Report the count of lines below that include "data", without any other text.
>> begin RECORDS SUPPLIED
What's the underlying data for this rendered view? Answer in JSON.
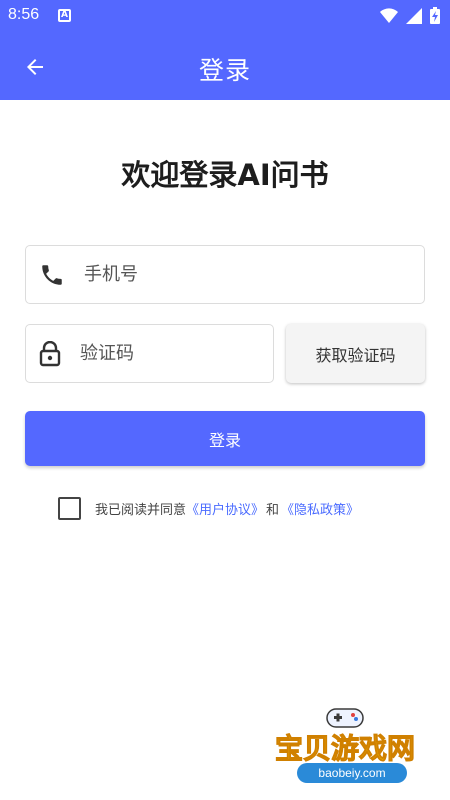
{
  "status_bar": {
    "time": "8:56",
    "app_icon_letter": "A"
  },
  "app_bar": {
    "title": "登录"
  },
  "welcome": "欢迎登录AI问书",
  "form": {
    "phone_placeholder": "手机号",
    "code_placeholder": "验证码",
    "get_code_label": "获取验证码",
    "login_label": "登录"
  },
  "agreement": {
    "prefix": "我已阅读并同意",
    "user_agreement": "《用户协议》",
    "and": "和",
    "privacy_policy": "《隐私政策》"
  },
  "watermark": {
    "title": "宝贝游戏网",
    "url": "baobeiy.com"
  },
  "colors": {
    "primary": "#5468ff",
    "link": "#4a6bff"
  }
}
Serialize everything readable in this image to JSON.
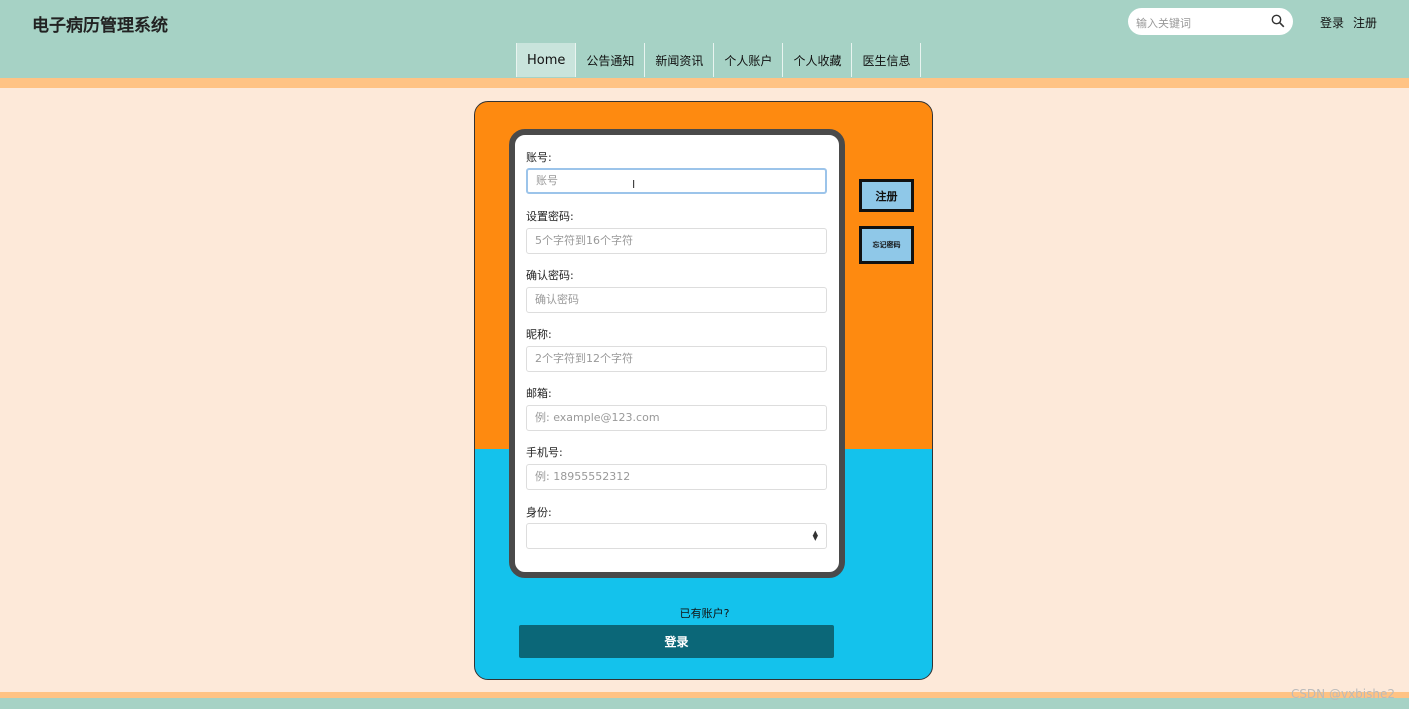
{
  "app": {
    "title": "电子病历管理系统"
  },
  "search": {
    "placeholder": "输入关键词",
    "icon": "search-icon"
  },
  "top_links": {
    "login": "登录",
    "register": "注册"
  },
  "nav": {
    "items": [
      {
        "label": "Home",
        "active": true
      },
      {
        "label": "公告通知"
      },
      {
        "label": "新闻资讯"
      },
      {
        "label": "个人账户"
      },
      {
        "label": "个人收藏"
      },
      {
        "label": "医生信息"
      }
    ]
  },
  "form": {
    "fields": [
      {
        "label": "账号:",
        "placeholder": "账号"
      },
      {
        "label": "设置密码:",
        "placeholder": "5个字符到16个字符"
      },
      {
        "label": "确认密码:",
        "placeholder": "确认密码"
      },
      {
        "label": "昵称:",
        "placeholder": "2个字符到12个字符"
      },
      {
        "label": "邮箱:",
        "placeholder": "例: example@123.com"
      },
      {
        "label": "手机号:",
        "placeholder": "例: 18955552312"
      },
      {
        "label": "身份:",
        "value": ""
      }
    ]
  },
  "side_buttons": {
    "register": "注册",
    "forgot_password": "忘记密码"
  },
  "have_account": "已有账户?",
  "login_button": "登录",
  "watermark": "CSDN @vxbishe2",
  "colors": {
    "header": "#a6d2c5",
    "accent_stripe": "#ffc384",
    "page_bg": "#fde9d9",
    "card_top": "#fe8a10",
    "card_bottom": "#14c2ec",
    "login_button": "#0b6778",
    "side_button": "#8fc8e8"
  }
}
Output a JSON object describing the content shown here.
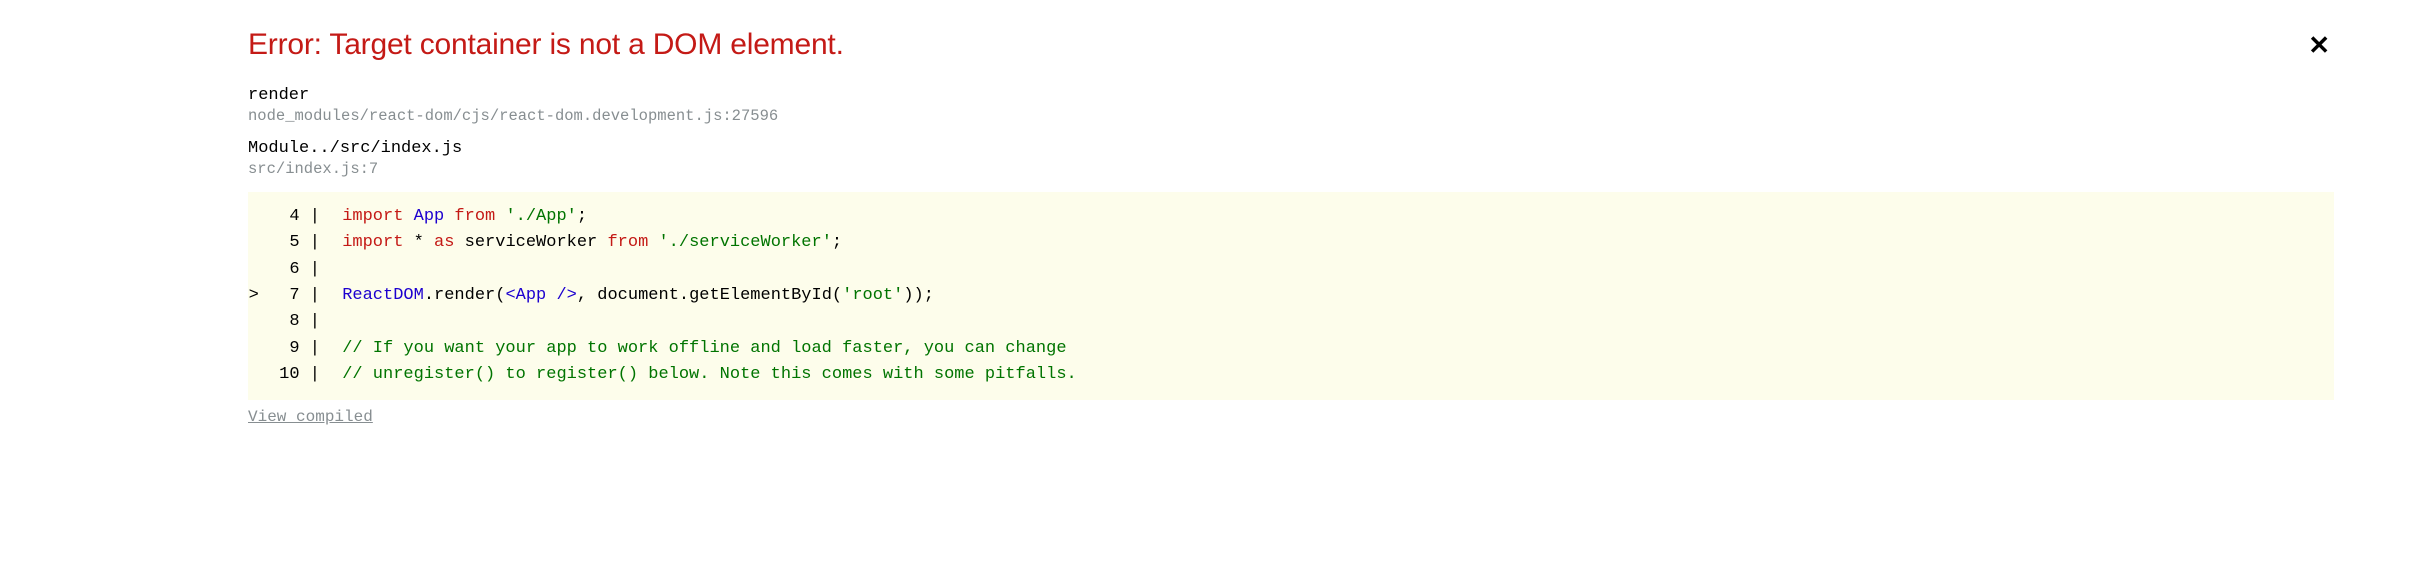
{
  "error_title": "Error: Target container is not a DOM element.",
  "frames": [
    {
      "name": "render",
      "path": "node_modules/react-dom/cjs/react-dom.development.js:27596"
    },
    {
      "name": "Module../src/index.js",
      "path": "src/index.js:7"
    }
  ],
  "code": {
    "highlighted_line": 7,
    "lines": [
      {
        "num": 4,
        "tokens": [
          {
            "t": "import ",
            "c": "keyword"
          },
          {
            "t": "App",
            "c": "ident"
          },
          {
            "t": " from ",
            "c": "keyword"
          },
          {
            "t": "'./App'",
            "c": "string"
          },
          {
            "t": ";",
            "c": "plain"
          }
        ]
      },
      {
        "num": 5,
        "tokens": [
          {
            "t": "import ",
            "c": "keyword"
          },
          {
            "t": "* ",
            "c": "plain"
          },
          {
            "t": "as ",
            "c": "keyword"
          },
          {
            "t": "serviceWorker ",
            "c": "plain"
          },
          {
            "t": "from ",
            "c": "keyword"
          },
          {
            "t": "'./serviceWorker'",
            "c": "string"
          },
          {
            "t": ";",
            "c": "plain"
          }
        ]
      },
      {
        "num": 6,
        "tokens": []
      },
      {
        "num": 7,
        "tokens": [
          {
            "t": "ReactDOM",
            "c": "ident"
          },
          {
            "t": ".render(",
            "c": "plain"
          },
          {
            "t": "<App />",
            "c": "ident"
          },
          {
            "t": ", document.getElementById(",
            "c": "plain"
          },
          {
            "t": "'root'",
            "c": "string"
          },
          {
            "t": "));",
            "c": "plain"
          }
        ]
      },
      {
        "num": 8,
        "tokens": []
      },
      {
        "num": 9,
        "tokens": [
          {
            "t": "// If you want your app to work offline and load faster, you can change",
            "c": "comment"
          }
        ]
      },
      {
        "num": 10,
        "tokens": [
          {
            "t": "// unregister() to register() below. Note this comes with some pitfalls.",
            "c": "comment"
          }
        ]
      }
    ]
  },
  "view_compiled_label": "View compiled"
}
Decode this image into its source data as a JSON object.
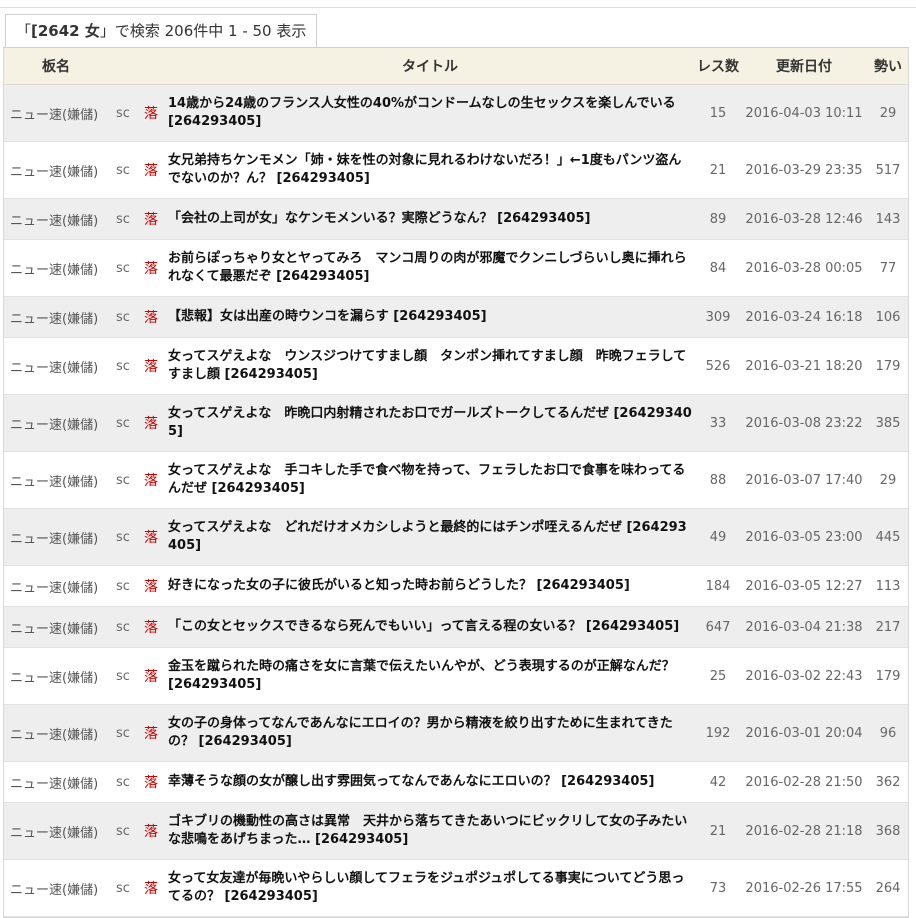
{
  "search": {
    "open_quote": "「",
    "keyword": "[2642 女",
    "close_quote": "」",
    "summary": "で検索 206件中 1 - 50 表示"
  },
  "table": {
    "headers": {
      "board": "板名",
      "title": "タイトル",
      "res": "レス数",
      "updated": "更新日付",
      "force": "勢い"
    },
    "rows": [
      {
        "board": "ニュー速(嫌儲)",
        "sc": "sc",
        "ochi": "落",
        "title": "14歳から24歳のフランス人女性の40%がコンドームなしの生セックスを楽しんでいる [264293405]",
        "res": "15",
        "date": "2016-04-03 10:11",
        "force": "29"
      },
      {
        "board": "ニュー速(嫌儲)",
        "sc": "sc",
        "ochi": "落",
        "title": "女兄弟持ちケンモメン「姉・妹を性の対象に見れるわけないだろ！」←1度もパンツ盗んでないのか？ん？ [264293405]",
        "res": "21",
        "date": "2016-03-29 23:35",
        "force": "517"
      },
      {
        "board": "ニュー速(嫌儲)",
        "sc": "sc",
        "ochi": "落",
        "title": "「会社の上司が女」なケンモメンいる？実際どうなん？ [264293405]",
        "res": "89",
        "date": "2016-03-28 12:46",
        "force": "143"
      },
      {
        "board": "ニュー速(嫌儲)",
        "sc": "sc",
        "ochi": "落",
        "title": "お前らぽっちゃり女とヤってみろ　マンコ周りの肉が邪魔でクンニしづらいし奥に挿れられなくて最悪だぞ [264293405]",
        "res": "84",
        "date": "2016-03-28 00:05",
        "force": "77"
      },
      {
        "board": "ニュー速(嫌儲)",
        "sc": "sc",
        "ochi": "落",
        "title": "【悲報】女は出産の時ウンコを漏らす [264293405]",
        "res": "309",
        "date": "2016-03-24 16:18",
        "force": "106"
      },
      {
        "board": "ニュー速(嫌儲)",
        "sc": "sc",
        "ochi": "落",
        "title": "女ってスゲえよな　ウンスジつけてすまし顔　タンポン挿れてすまし顔　昨晩フェラしてすまし顔 [264293405]",
        "res": "526",
        "date": "2016-03-21 18:20",
        "force": "179"
      },
      {
        "board": "ニュー速(嫌儲)",
        "sc": "sc",
        "ochi": "落",
        "title": "女ってスゲえよな　昨晩口内射精されたお口でガールズトークしてるんだぜ [264293405]",
        "res": "33",
        "date": "2016-03-08 23:22",
        "force": "385"
      },
      {
        "board": "ニュー速(嫌儲)",
        "sc": "sc",
        "ochi": "落",
        "title": "女ってスゲえよな　手コキした手で食べ物を持って、フェラしたお口で食事を味わってるんだぜ [264293405]",
        "res": "88",
        "date": "2016-03-07 17:40",
        "force": "29"
      },
      {
        "board": "ニュー速(嫌儲)",
        "sc": "sc",
        "ochi": "落",
        "title": "女ってスゲえよな　どれだけオメカシしようと最終的にはチンポ咥えるんだぜ [264293405]",
        "res": "49",
        "date": "2016-03-05 23:00",
        "force": "445"
      },
      {
        "board": "ニュー速(嫌儲)",
        "sc": "sc",
        "ochi": "落",
        "title": "好きになった女の子に彼氏がいると知った時お前らどうした？ [264293405]",
        "res": "184",
        "date": "2016-03-05 12:27",
        "force": "113"
      },
      {
        "board": "ニュー速(嫌儲)",
        "sc": "sc",
        "ochi": "落",
        "title": "「この女とセックスできるなら死んでもいい」って言える程の女いる？ [264293405]",
        "res": "647",
        "date": "2016-03-04 21:38",
        "force": "217"
      },
      {
        "board": "ニュー速(嫌儲)",
        "sc": "sc",
        "ochi": "落",
        "title": "金玉を蹴られた時の痛さを女に言葉で伝えたいんやが、どう表現するのが正解なんだ？ [264293405]",
        "res": "25",
        "date": "2016-03-02 22:43",
        "force": "179"
      },
      {
        "board": "ニュー速(嫌儲)",
        "sc": "sc",
        "ochi": "落",
        "title": "女の子の身体ってなんであんなにエロイの？男から精液を絞り出すために生まれてきたの？ [264293405]",
        "res": "192",
        "date": "2016-03-01 20:04",
        "force": "96"
      },
      {
        "board": "ニュー速(嫌儲)",
        "sc": "sc",
        "ochi": "落",
        "title": "幸薄そうな顔の女が醸し出す雰囲気ってなんであんなにエロいの？ [264293405]",
        "res": "42",
        "date": "2016-02-28 21:50",
        "force": "362"
      },
      {
        "board": "ニュー速(嫌儲)",
        "sc": "sc",
        "ochi": "落",
        "title": "ゴキブリの機動性の高さは異常　天井から落ちてきたあいつにビックリして女の子みたいな悲鳴をあげちまった… [264293405]",
        "res": "21",
        "date": "2016-02-28 21:18",
        "force": "368"
      },
      {
        "board": "ニュー速(嫌儲)",
        "sc": "sc",
        "ochi": "落",
        "title": "女って女友達が毎晩いやらしい顔してフェラをジュポジュポしてる事実についてどう思ってるの？ [264293405]",
        "res": "73",
        "date": "2016-02-26 17:55",
        "force": "264"
      }
    ]
  }
}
>> end RECORDS SUPPLIED
RESULT OF THE EXERCISE: 2